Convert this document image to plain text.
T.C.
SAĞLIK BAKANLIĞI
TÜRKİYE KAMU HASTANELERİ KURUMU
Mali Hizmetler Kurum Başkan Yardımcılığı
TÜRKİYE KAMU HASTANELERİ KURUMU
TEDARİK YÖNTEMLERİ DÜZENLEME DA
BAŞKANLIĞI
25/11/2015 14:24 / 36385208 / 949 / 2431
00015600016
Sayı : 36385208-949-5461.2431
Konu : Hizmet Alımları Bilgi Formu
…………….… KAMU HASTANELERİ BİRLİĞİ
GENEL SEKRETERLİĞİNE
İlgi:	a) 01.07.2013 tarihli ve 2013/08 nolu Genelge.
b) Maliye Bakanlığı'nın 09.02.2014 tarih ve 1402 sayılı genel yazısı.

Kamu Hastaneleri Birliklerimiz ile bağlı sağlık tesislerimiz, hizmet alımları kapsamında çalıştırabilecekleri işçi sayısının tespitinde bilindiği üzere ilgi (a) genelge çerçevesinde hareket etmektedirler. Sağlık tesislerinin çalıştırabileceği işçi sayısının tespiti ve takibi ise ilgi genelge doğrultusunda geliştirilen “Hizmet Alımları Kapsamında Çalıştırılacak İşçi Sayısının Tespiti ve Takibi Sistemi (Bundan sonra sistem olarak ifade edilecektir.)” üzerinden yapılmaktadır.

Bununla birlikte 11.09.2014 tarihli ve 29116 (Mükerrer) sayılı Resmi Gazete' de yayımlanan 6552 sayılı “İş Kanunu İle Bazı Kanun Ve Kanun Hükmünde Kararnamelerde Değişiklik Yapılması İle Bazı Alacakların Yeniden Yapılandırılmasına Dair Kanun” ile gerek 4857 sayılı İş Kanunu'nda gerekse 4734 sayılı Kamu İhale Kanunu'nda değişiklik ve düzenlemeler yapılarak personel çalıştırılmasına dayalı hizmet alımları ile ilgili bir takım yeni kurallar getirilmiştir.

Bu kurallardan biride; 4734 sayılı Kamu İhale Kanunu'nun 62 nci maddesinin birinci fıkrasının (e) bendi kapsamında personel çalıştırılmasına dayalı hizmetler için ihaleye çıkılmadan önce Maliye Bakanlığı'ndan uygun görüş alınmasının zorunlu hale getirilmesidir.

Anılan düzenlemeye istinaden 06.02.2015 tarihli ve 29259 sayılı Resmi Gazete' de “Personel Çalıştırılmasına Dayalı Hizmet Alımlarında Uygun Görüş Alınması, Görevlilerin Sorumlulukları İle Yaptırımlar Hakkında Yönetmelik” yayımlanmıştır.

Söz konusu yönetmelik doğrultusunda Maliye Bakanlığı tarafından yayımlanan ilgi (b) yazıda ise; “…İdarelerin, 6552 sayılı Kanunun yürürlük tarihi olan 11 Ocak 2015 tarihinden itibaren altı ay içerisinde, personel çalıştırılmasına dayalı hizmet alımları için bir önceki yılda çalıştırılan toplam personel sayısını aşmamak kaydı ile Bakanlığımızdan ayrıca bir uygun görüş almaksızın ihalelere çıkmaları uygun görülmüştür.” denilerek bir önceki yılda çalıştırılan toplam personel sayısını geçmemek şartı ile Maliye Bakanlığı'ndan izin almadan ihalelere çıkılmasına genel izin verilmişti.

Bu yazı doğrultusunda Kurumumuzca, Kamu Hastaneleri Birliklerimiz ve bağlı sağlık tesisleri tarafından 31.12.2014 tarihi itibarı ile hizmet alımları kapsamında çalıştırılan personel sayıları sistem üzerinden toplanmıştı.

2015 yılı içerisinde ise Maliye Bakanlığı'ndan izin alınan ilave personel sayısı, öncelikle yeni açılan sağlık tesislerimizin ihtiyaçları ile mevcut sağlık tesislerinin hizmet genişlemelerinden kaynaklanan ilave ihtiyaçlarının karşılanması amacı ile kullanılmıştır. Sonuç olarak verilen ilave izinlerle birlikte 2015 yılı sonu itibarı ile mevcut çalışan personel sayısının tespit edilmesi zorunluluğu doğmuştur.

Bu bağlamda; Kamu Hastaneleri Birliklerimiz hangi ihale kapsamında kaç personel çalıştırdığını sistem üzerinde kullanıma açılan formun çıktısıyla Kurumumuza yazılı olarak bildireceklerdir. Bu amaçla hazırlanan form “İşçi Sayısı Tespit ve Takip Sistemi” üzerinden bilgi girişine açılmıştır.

WORK REQUIRED: Reproduce every record above exactly as it appears.

RESULT OF THIS TASK:
Convert this document image to plain text.
T.C.
SAĞLIK BAKANLIĞI
TÜRKİYE KAMU HASTANELERİ KURUMU
Mali Hizmetler Kurum Başkan Yardımcılığı
TÜRKİYE KAMU HASTANELERİ KURUMU
TEDARİK YÖNTEMLERİ DÜZENLEME DA
BAŞKANLIĞI
25/11/2015 14:24 / 36385208 / 949 / 2431
00015600016
Sayı : 36385208-949-5461.2431
Konu : Hizmet Alımları Bilgi Formu
…………….… KAMU HASTANELERİ BİRLİĞİ
GENEL SEKRETERLİĞİNE
İlgi:	a) 01.07.2013 tarihli ve 2013/08 nolu Genelge.
b) Maliye Bakanlığı'nın 09.02.2014 tarih ve 1402 sayılı genel yazısı.

Kamu Hastaneleri Birliklerimiz ile bağlı sağlık tesislerimiz, hizmet alımları kapsamında çalıştırabilecekleri işçi sayısının tespitinde bilindiği üzere ilgi (a) genelge çerçevesinde hareket etmektedirler. Sağlık tesislerinin çalıştırabileceği işçi sayısının tespiti ve takibi ise ilgi genelge doğrultusunda geliştirilen “Hizmet Alımları Kapsamında Çalıştırılacak İşçi Sayısının Tespiti ve Takibi Sistemi (Bundan sonra sistem olarak ifade edilecektir.)” üzerinden yapılmaktadır.

Bununla birlikte 11.09.2014 tarihli ve 29116 (Mükerrer) sayılı Resmi Gazete' de yayımlanan 6552 sayılı “İş Kanunu İle Bazı Kanun Ve Kanun Hükmünde Kararnamelerde Değişiklik Yapılması İle Bazı Alacakların Yeniden Yapılandırılmasına Dair Kanun” ile gerek 4857 sayılı İş Kanunu'nda gerekse 4734 sayılı Kamu İhale Kanunu'nda değişiklik ve düzenlemeler yapılarak personel çalıştırılmasına dayalı hizmet alımları ile ilgili bir takım yeni kurallar getirilmiştir.

Bu kurallardan biride; 4734 sayılı Kamu İhale Kanunu'nun 62 nci maddesinin birinci fıkrasının (e) bendi kapsamında personel çalıştırılmasına dayalı hizmetler için ihaleye çıkılmadan önce Maliye Bakanlığı'ndan uygun görüş alınmasının zorunlu hale getirilmesidir.

Anılan düzenlemeye istinaden 06.02.2015 tarihli ve 29259 sayılı Resmi Gazete' de “Personel Çalıştırılmasına Dayalı Hizmet Alımlarında Uygun Görüş Alınması, Görevlilerin Sorumlulukları İle Yaptırımlar Hakkında Yönetmelik” yayımlanmıştır.

Söz konusu yönetmelik doğrultusunda Maliye Bakanlığı tarafından yayımlanan ilgi (b) yazıda ise; “…İdarelerin, 6552 sayılı Kanunun yürürlük tarihi olan 11 Ocak 2015 tarihinden itibaren altı ay içerisinde, personel çalıştırılmasına dayalı hizmet alımları için bir önceki yılda çalıştırılan toplam personel sayısını aşmamak kaydı ile Bakanlığımızdan ayrıca bir uygun görüş almaksızın ihalelere çıkmaları uygun görülmüştür.” denilerek bir önceki yılda çalıştırılan toplam personel sayısını geçmemek şartı ile Maliye Bakanlığı'ndan izin almadan ihalelere çıkılmasına genel izin verilmişti.

Bu yazı doğrultusunda Kurumumuzca, Kamu Hastaneleri Birliklerimiz ve bağlı sağlık tesisleri tarafından 31.12.2014 tarihi itibarı ile hizmet alımları kapsamında çalıştırılan personel sayıları sistem üzerinden toplanmıştı.

2015 yılı içerisinde ise Maliye Bakanlığı'ndan izin alınan ilave personel sayısı, öncelikle yeni açılan sağlık tesislerimizin ihtiyaçları ile mevcut sağlık tesislerinin hizmet genişlemelerinden kaynaklanan ilave ihtiyaçlarının karşılanması amacı ile kullanılmıştır. Sonuç olarak verilen ilave izinlerle birlikte 2015 yılı sonu itibarı ile mevcut çalışan personel sayısının tespit edilmesi zorunluluğu doğmuştur.

Bu bağlamda; Kamu Hastaneleri Birliklerimiz hangi ihale kapsamında kaç personel çalıştırdığını sistem üzerinde kullanıma açılan formun çıktısıyla Kurumumuza yazılı olarak bildireceklerdir. Bu amaçla hazırlanan form “İşçi Sayısı Tespit ve Takip Sistemi” üzerinden bilgi girişine açılmıştır.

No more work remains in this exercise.